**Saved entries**
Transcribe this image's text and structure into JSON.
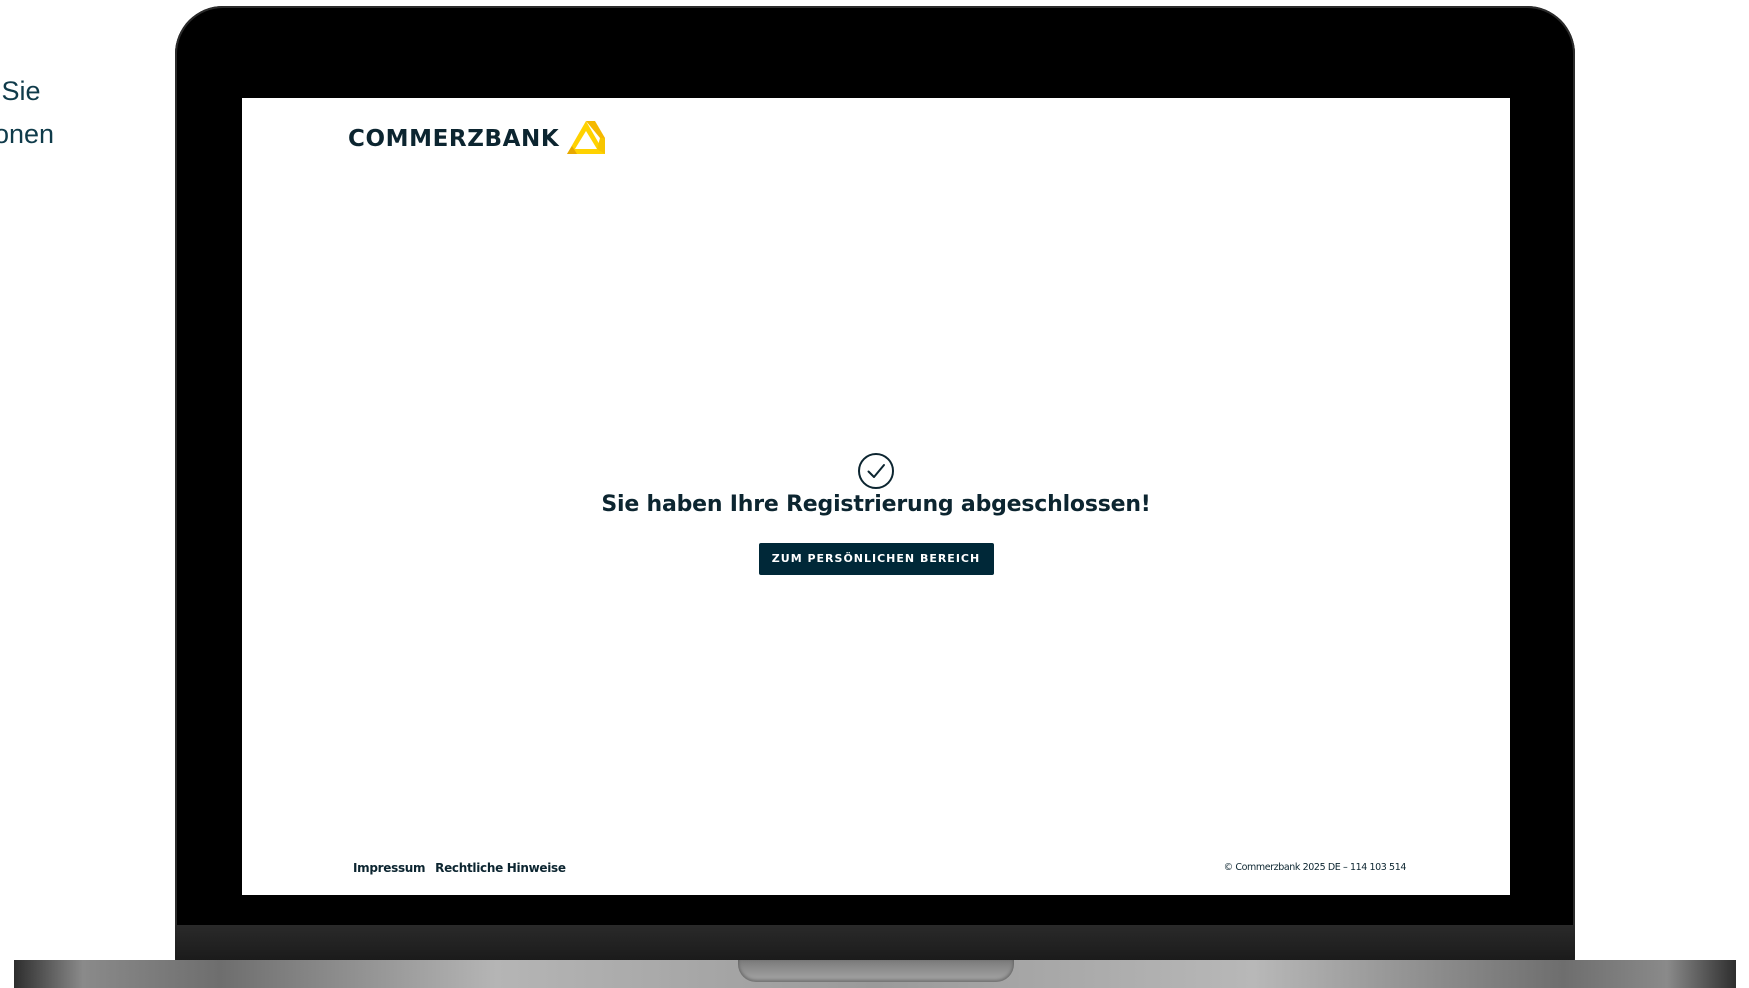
{
  "side_text": {
    "line1": "d Sie",
    "line2": "ionen"
  },
  "brand": {
    "name": "COMMERZBANK",
    "logo_icon": "commerzbank-ribbon-icon",
    "accent_color": "#ffd200",
    "dark_color": "#002838"
  },
  "main": {
    "status_icon": "check-circle-icon",
    "headline": "Sie haben Ihre Registrierung abgeschlossen!",
    "cta_label": "ZUM PERSÖNLICHEN BEREICH"
  },
  "footer": {
    "links": [
      "Impressum",
      "Rechtliche Hinweise"
    ],
    "copyright": "© Commerzbank 2025 DE – 114 103 514"
  }
}
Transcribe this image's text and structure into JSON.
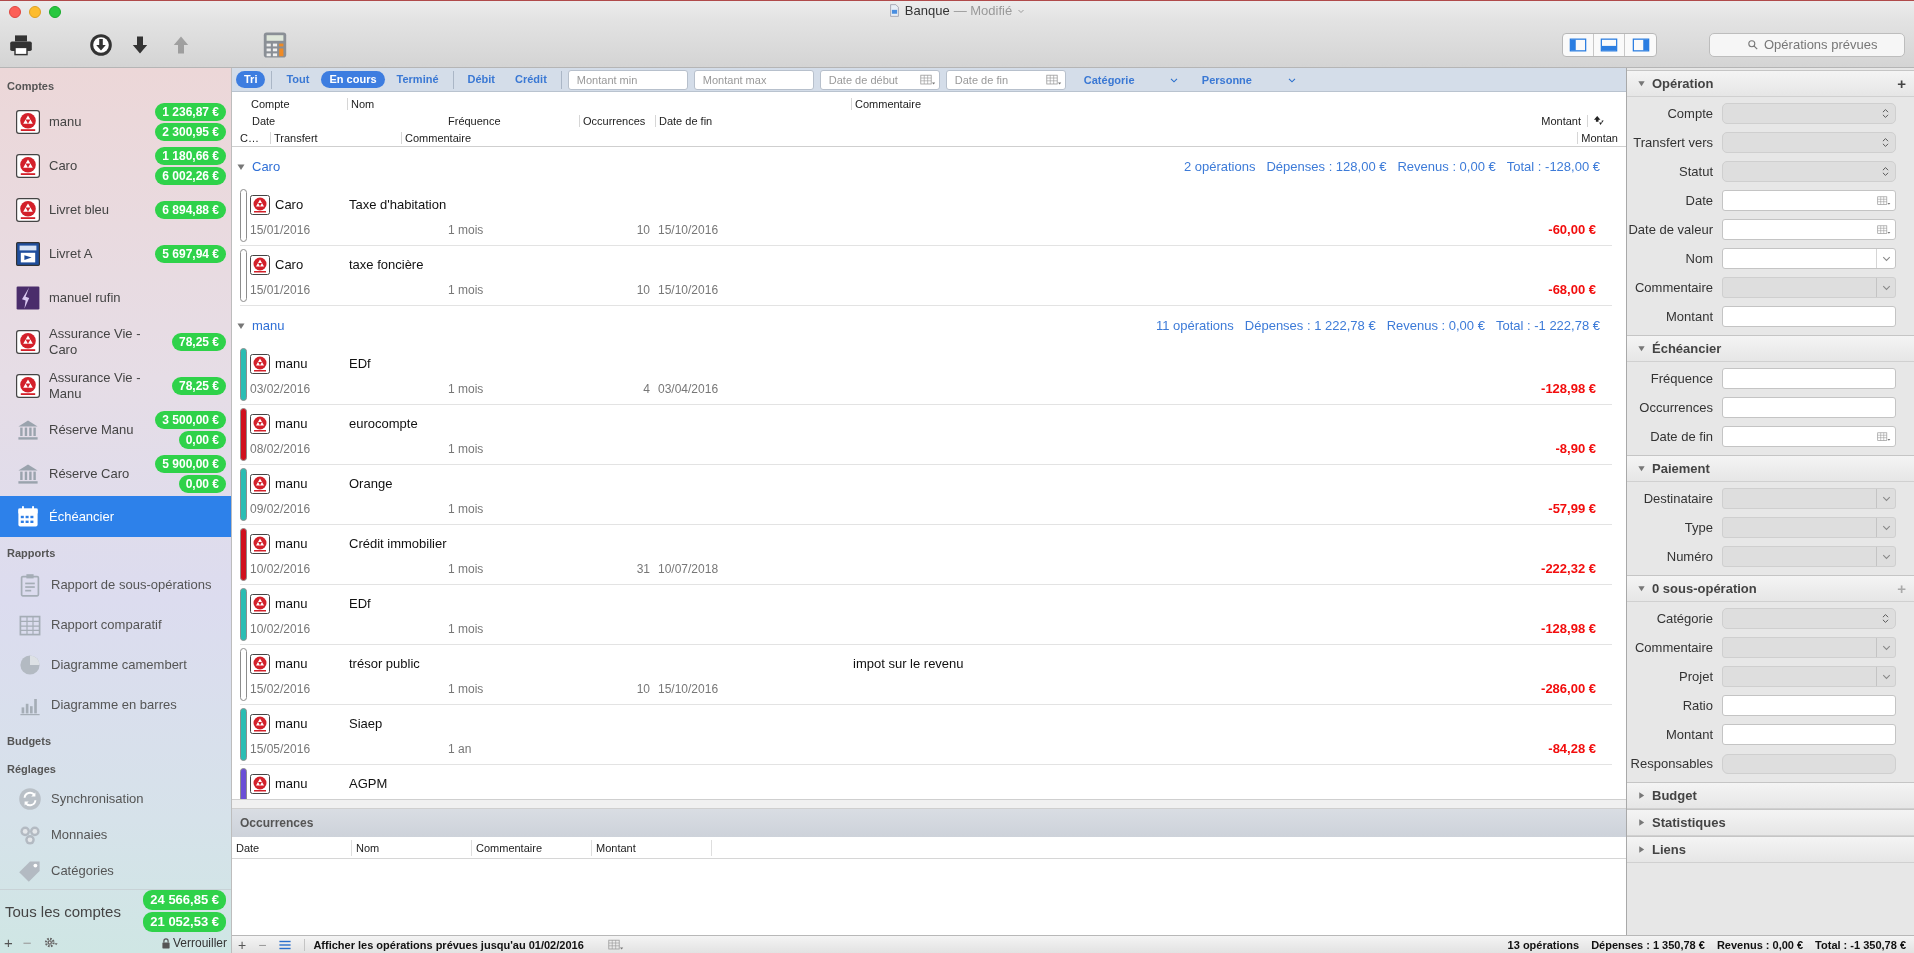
{
  "window": {
    "title": "Banque",
    "status": "— Modifié"
  },
  "toolbar": {
    "buttons": [
      {
        "kind": "print",
        "disabled": false
      },
      {
        "kind": "download",
        "disabled": false
      },
      {
        "kind": "down",
        "disabled": false
      },
      {
        "kind": "up",
        "disabled": true
      },
      {
        "kind": "calculator",
        "disabled": false
      }
    ],
    "view_buttons": [
      {
        "kind": "left"
      },
      {
        "kind": "bottom"
      },
      {
        "kind": "right"
      }
    ],
    "search": {
      "placeholder": "Opérations prévues"
    }
  },
  "sidebar": {
    "sections": [
      {
        "title": "Comptes",
        "items": [
          {
            "kind": "bank",
            "name": "manu",
            "balances": [
              "1 236,87 €",
              "2 300,95 €"
            ],
            "selected": false
          },
          {
            "kind": "bank",
            "name": "Caro",
            "balances": [
              "1 180,66 €",
              "6 002,26 €"
            ],
            "selected": false
          },
          {
            "kind": "bank",
            "name": "Livret bleu",
            "balances": [
              "6 894,88 €"
            ],
            "selected": false
          },
          {
            "kind": "postal",
            "name": "Livret A",
            "balances": [
              "5 697,94 €"
            ],
            "selected": false
          },
          {
            "kind": "lightning",
            "name": "manuel rufin",
            "selected": false
          },
          {
            "kind": "bank",
            "name": "Assurance Vie - Caro",
            "balances": [
              "78,25 €"
            ],
            "selected": false
          },
          {
            "kind": "bank",
            "name": "Assurance Vie - Manu",
            "balances": [
              "78,25 €"
            ],
            "selected": false
          },
          {
            "kind": "building",
            "name": "Réserve Manu",
            "balances": [
              "3 500,00 €",
              "0,00 €"
            ],
            "selected": false
          },
          {
            "kind": "building",
            "name": "Réserve Caro",
            "balances": [
              "5 900,00 €",
              "0,00 €"
            ],
            "selected": false
          },
          {
            "kind": "calendar",
            "name": "Échéancier",
            "selected": true
          }
        ]
      },
      {
        "title": "Rapports",
        "items": [
          {
            "kind": "report",
            "name": "Rapport de sous-opérations",
            "selected": false
          },
          {
            "kind": "compare",
            "name": "Rapport comparatif",
            "selected": false
          },
          {
            "kind": "pie",
            "name": "Diagramme camembert",
            "selected": false
          },
          {
            "kind": "bars",
            "name": "Diagramme en barres",
            "selected": false
          }
        ]
      },
      {
        "title": "Budgets"
      },
      {
        "title": "Réglages",
        "items": [
          {
            "kind": "sync",
            "name": "Synchronisation",
            "selected": false
          },
          {
            "kind": "coins",
            "name": "Monnaies",
            "selected": false
          },
          {
            "kind": "tag",
            "name": "Catégories",
            "selected": false
          }
        ]
      }
    ],
    "total": {
      "label": "Tous les comptes",
      "balances": [
        "24 566,85 €",
        "21 052,53 €"
      ]
    },
    "footer": {
      "buttons": [
        "+",
        "−"
      ],
      "lock_label": "Verrouiller"
    }
  },
  "filter_bar": {
    "sort": {
      "label": "Tri",
      "on": true
    },
    "status_filters": [
      {
        "label": "Tout",
        "selected": false
      },
      {
        "label": "En cours",
        "selected": true
      },
      {
        "label": "Terminé",
        "selected": false
      }
    ],
    "type_filters": [
      {
        "label": "Débit",
        "selected": false
      },
      {
        "label": "Crédit",
        "selected": false
      }
    ],
    "fields": [
      {
        "kind": "text",
        "placeholder": "Montant min"
      },
      {
        "kind": "text",
        "placeholder": "Montant max"
      },
      {
        "kind": "date",
        "placeholder": "Date de début"
      },
      {
        "kind": "date",
        "placeholder": "Date de fin"
      }
    ],
    "menus": [
      "Catégorie",
      "Personne"
    ]
  },
  "columns": {
    "line_1": [
      "Compte",
      "Nom",
      "Commentaire"
    ],
    "line_2": [
      "Date",
      "Fréquence",
      "Occurrences",
      "Date de fin",
      "Montant"
    ],
    "line_3": [
      "C…",
      "Transfert",
      "Commentaire",
      "Montan"
    ]
  },
  "groups": [
    {
      "name": "Caro",
      "expanded": true,
      "count": "2 opérations",
      "expenses": "Dépenses : 128,00 €",
      "income": "Revenus : 0,00 €",
      "total": "Total : -128,00 €",
      "rows": [
        {
          "color": "#ffffff",
          "account": "Caro",
          "name": "Taxe d'habitation",
          "date": "15/01/2016",
          "frequency": "1 mois",
          "occurrences": "10",
          "end_date": "15/10/2016",
          "amount": "-60,00 €"
        },
        {
          "color": "#ffffff",
          "account": "Caro",
          "name": "taxe foncière",
          "date": "15/01/2016",
          "frequency": "1 mois",
          "occurrences": "10",
          "end_date": "15/10/2016",
          "amount": "-68,00 €"
        }
      ]
    },
    {
      "name": "manu",
      "expanded": true,
      "count": "11 opérations",
      "expenses": "Dépenses : 1 222,78 €",
      "income": "Revenus : 0,00 €",
      "total": "Total : -1 222,78 €",
      "rows": [
        {
          "color": "#2bbdb3",
          "account": "manu",
          "name": "EDf",
          "date": "03/02/2016",
          "frequency": "1 mois",
          "occurrences": "4",
          "end_date": "03/04/2016",
          "amount": "-128,98 €"
        },
        {
          "color": "#d0101e",
          "account": "manu",
          "name": "eurocompte",
          "date": "08/02/2016",
          "frequency": "1 mois",
          "amount": "-8,90 €"
        },
        {
          "color": "#2bbdb3",
          "account": "manu",
          "name": "Orange",
          "date": "09/02/2016",
          "frequency": "1 mois",
          "amount": "-57,99 €"
        },
        {
          "color": "#d0101e",
          "account": "manu",
          "name": "Crédit immobilier",
          "date": "10/02/2016",
          "frequency": "1 mois",
          "occurrences": "31",
          "end_date": "10/07/2018",
          "amount": "-222,32 €"
        },
        {
          "color": "#2bbdb3",
          "account": "manu",
          "name": "EDf",
          "date": "10/02/2016",
          "frequency": "1 mois",
          "amount": "-128,98 €"
        },
        {
          "color": "#ffffff",
          "account": "manu",
          "name": "trésor public",
          "comment": "impot sur le revenu",
          "date": "15/02/2016",
          "frequency": "1 mois",
          "occurrences": "10",
          "end_date": "15/10/2016",
          "amount": "-286,00 €"
        },
        {
          "color": "#2bbdb3",
          "account": "manu",
          "name": "Siaep",
          "date": "15/05/2016",
          "frequency": "1 an",
          "amount": "-84,28 €"
        },
        {
          "color": "#6a4ed6",
          "account": "manu",
          "name": "AGPM"
        }
      ]
    }
  ],
  "occurrences": {
    "title": "Occurrences",
    "columns": [
      "Date",
      "Nom",
      "Commentaire",
      "Montant"
    ]
  },
  "inspector": {
    "sections": [
      {
        "title": "Opération",
        "expanded": true,
        "action": "+",
        "action_enabled": true,
        "fields": [
          {
            "label": "Compte",
            "kind": "popup",
            "disabled": true
          },
          {
            "label": "Transfert vers",
            "kind": "popup",
            "disabled": true
          },
          {
            "label": "Statut",
            "kind": "popup",
            "disabled": true
          },
          {
            "label": "Date",
            "kind": "date",
            "disabled": false
          },
          {
            "label": "Date de valeur",
            "kind": "date",
            "disabled": false
          },
          {
            "label": "Nom",
            "kind": "combo",
            "disabled": false
          },
          {
            "label": "Commentaire",
            "kind": "combo",
            "disabled": true
          },
          {
            "label": "Montant",
            "kind": "text",
            "disabled": false
          }
        ]
      },
      {
        "title": "Échéancier",
        "expanded": true,
        "fields": [
          {
            "label": "Fréquence",
            "kind": "text",
            "disabled": false
          },
          {
            "label": "Occurrences",
            "kind": "text",
            "disabled": false
          },
          {
            "label": "Date de fin",
            "kind": "date",
            "disabled": false
          }
        ]
      },
      {
        "title": "Paiement",
        "expanded": true,
        "fields": [
          {
            "label": "Destinataire",
            "kind": "combo",
            "disabled": true
          },
          {
            "label": "Type",
            "kind": "combo",
            "disabled": true
          },
          {
            "label": "Numéro",
            "kind": "combo",
            "disabled": true
          }
        ]
      },
      {
        "title": "0 sous-opération",
        "expanded": true,
        "action": "+",
        "action_enabled": false,
        "fields": [
          {
            "label": "Catégorie",
            "kind": "popup",
            "disabled": true
          },
          {
            "label": "Commentaire",
            "kind": "combo",
            "disabled": true
          },
          {
            "label": "Projet",
            "kind": "combo",
            "disabled": true
          },
          {
            "label": "Ratio",
            "kind": "text",
            "disabled": false
          },
          {
            "label": "Montant",
            "kind": "text",
            "disabled": false
          },
          {
            "label": "Responsables",
            "kind": "token",
            "disabled": true
          }
        ]
      },
      {
        "title": "Budget",
        "expanded": false
      },
      {
        "title": "Statistiques",
        "expanded": false
      },
      {
        "title": "Liens",
        "expanded": false
      }
    ]
  },
  "status_bar": {
    "buttons": [
      "+",
      "−"
    ],
    "forecast_label": "Afficher les opérations prévues jusqu'au 01/02/2016",
    "count": "13 opérations",
    "expenses": "Dépenses : 1 350,78 €",
    "income": "Revenus : 0,00 €",
    "total": "Total : -1 350,78 €"
  }
}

**GIVEN PROBLEM**
Find every line above that contains the word "amount", and return each one.

**THE COMPLETED TASK**
          "amount": "-60,00 €"
          "amount": "-68,00 €"
          "amount": "-128,98 €"
          "amount": "-8,90 €"
          "amount": "-57,99 €"
          "amount": "-222,32 €"
          "amount": "-128,98 €"
          "amount": "-286,00 €"
          "amount": "-84,28 €"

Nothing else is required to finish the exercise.